● Work item
Reproduce all entries verbatim, with nothing added or dropped.

++++ The data

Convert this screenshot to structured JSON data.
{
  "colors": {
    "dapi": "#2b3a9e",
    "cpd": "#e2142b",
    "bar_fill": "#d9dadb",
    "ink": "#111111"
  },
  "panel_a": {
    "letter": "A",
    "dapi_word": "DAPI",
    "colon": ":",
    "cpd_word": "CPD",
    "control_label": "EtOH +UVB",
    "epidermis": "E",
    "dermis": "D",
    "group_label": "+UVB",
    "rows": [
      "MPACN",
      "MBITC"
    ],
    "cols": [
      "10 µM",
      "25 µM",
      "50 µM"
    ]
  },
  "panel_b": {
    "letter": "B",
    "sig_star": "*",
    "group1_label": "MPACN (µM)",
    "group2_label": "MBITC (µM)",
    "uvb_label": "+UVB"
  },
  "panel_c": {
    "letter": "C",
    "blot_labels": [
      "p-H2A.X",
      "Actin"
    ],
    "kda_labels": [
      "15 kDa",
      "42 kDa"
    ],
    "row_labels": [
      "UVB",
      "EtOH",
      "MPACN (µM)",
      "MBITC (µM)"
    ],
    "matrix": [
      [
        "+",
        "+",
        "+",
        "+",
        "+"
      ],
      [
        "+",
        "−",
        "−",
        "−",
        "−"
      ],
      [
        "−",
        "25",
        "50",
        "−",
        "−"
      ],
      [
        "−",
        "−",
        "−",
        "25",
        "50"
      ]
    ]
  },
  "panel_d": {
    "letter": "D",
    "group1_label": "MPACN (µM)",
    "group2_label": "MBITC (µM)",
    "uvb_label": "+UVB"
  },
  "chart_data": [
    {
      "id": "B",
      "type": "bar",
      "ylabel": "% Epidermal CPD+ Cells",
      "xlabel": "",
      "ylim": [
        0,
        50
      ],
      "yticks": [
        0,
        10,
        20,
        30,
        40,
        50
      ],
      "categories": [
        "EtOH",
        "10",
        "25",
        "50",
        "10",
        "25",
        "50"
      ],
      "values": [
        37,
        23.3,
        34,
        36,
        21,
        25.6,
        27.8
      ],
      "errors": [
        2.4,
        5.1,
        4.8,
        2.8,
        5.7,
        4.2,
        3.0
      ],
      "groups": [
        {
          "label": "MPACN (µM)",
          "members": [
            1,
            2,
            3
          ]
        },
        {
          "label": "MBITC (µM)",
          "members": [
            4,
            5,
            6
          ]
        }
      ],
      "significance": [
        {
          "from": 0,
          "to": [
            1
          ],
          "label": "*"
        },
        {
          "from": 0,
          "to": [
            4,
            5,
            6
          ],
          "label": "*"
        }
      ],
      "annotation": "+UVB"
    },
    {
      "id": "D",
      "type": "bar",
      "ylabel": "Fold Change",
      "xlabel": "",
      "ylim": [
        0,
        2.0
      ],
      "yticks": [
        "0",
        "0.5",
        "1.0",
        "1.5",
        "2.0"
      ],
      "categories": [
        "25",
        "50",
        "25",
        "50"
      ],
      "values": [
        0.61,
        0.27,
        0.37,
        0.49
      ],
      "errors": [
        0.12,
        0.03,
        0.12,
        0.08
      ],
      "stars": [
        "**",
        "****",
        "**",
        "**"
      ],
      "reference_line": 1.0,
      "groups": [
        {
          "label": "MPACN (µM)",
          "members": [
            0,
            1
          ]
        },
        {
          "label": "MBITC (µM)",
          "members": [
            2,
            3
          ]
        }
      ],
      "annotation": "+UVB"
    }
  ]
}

++++++++

● Exercise response
Convert this screenshot to structured JSON data.
{
  "colors": {
    "dapi": "#2b3a9e",
    "cpd": "#e2142b",
    "bar_fill": "#d9dadb",
    "ink": "#111111"
  },
  "panel_a": {
    "letter": "A",
    "dapi_word": "DAPI",
    "colon": ":",
    "cpd_word": "CPD",
    "control_label": "EtOH +UVB",
    "epidermis": "E",
    "dermis": "D",
    "group_label": "+UVB",
    "rows": [
      "MPACN",
      "MBITC"
    ],
    "cols": [
      "10 µM",
      "25 µM",
      "50 µM"
    ]
  },
  "panel_b": {
    "letter": "B",
    "sig_star": "*",
    "group1_label": "MPACN (µM)",
    "group2_label": "MBITC (µM)",
    "uvb_label": "+UVB"
  },
  "panel_c": {
    "letter": "C",
    "blot_labels": [
      "p-H2A.X",
      "Actin"
    ],
    "kda_labels": [
      "15 kDa",
      "42 kDa"
    ],
    "row_labels": [
      "UVB",
      "EtOH",
      "MPACN (µM)",
      "MBITC (µM)"
    ],
    "matrix": [
      [
        "+",
        "+",
        "+",
        "+",
        "+"
      ],
      [
        "+",
        "−",
        "−",
        "−",
        "−"
      ],
      [
        "−",
        "25",
        "50",
        "−",
        "−"
      ],
      [
        "−",
        "−",
        "−",
        "25",
        "50"
      ]
    ]
  },
  "panel_d": {
    "letter": "D",
    "group1_label": "MPACN (µM)",
    "group2_label": "MBITC (µM)",
    "uvb_label": "+UVB"
  },
  "chart_data": [
    {
      "id": "B",
      "type": "bar",
      "ylabel": "% Epidermal CPD+ Cells",
      "xlabel": "",
      "ylim": [
        0,
        50
      ],
      "yticks": [
        0,
        10,
        20,
        30,
        40,
        50
      ],
      "categories": [
        "EtOH",
        "10",
        "25",
        "50",
        "10",
        "25",
        "50"
      ],
      "values": [
        37,
        23.3,
        34,
        36,
        21,
        25.6,
        27.8
      ],
      "errors": [
        2.4,
        5.1,
        4.8,
        2.8,
        5.7,
        4.2,
        3.0
      ],
      "groups": [
        {
          "label": "MPACN (µM)",
          "members": [
            1,
            2,
            3
          ]
        },
        {
          "label": "MBITC (µM)",
          "members": [
            4,
            5,
            6
          ]
        }
      ],
      "significance": [
        {
          "from": 0,
          "to": [
            1
          ],
          "label": "*"
        },
        {
          "from": 0,
          "to": [
            4,
            5,
            6
          ],
          "label": "*"
        }
      ],
      "annotation": "+UVB"
    },
    {
      "id": "D",
      "type": "bar",
      "ylabel": "Fold Change",
      "xlabel": "",
      "ylim": [
        0,
        2.0
      ],
      "yticks": [
        "0",
        "0.5",
        "1.0",
        "1.5",
        "2.0"
      ],
      "categories": [
        "25",
        "50",
        "25",
        "50"
      ],
      "values": [
        0.61,
        0.27,
        0.37,
        0.49
      ],
      "errors": [
        0.12,
        0.03,
        0.12,
        0.08
      ],
      "stars": [
        "**",
        "****",
        "**",
        "**"
      ],
      "reference_line": 1.0,
      "groups": [
        {
          "label": "MPACN (µM)",
          "members": [
            0,
            1
          ]
        },
        {
          "label": "MBITC (µM)",
          "members": [
            2,
            3
          ]
        }
      ],
      "annotation": "+UVB"
    }
  ]
}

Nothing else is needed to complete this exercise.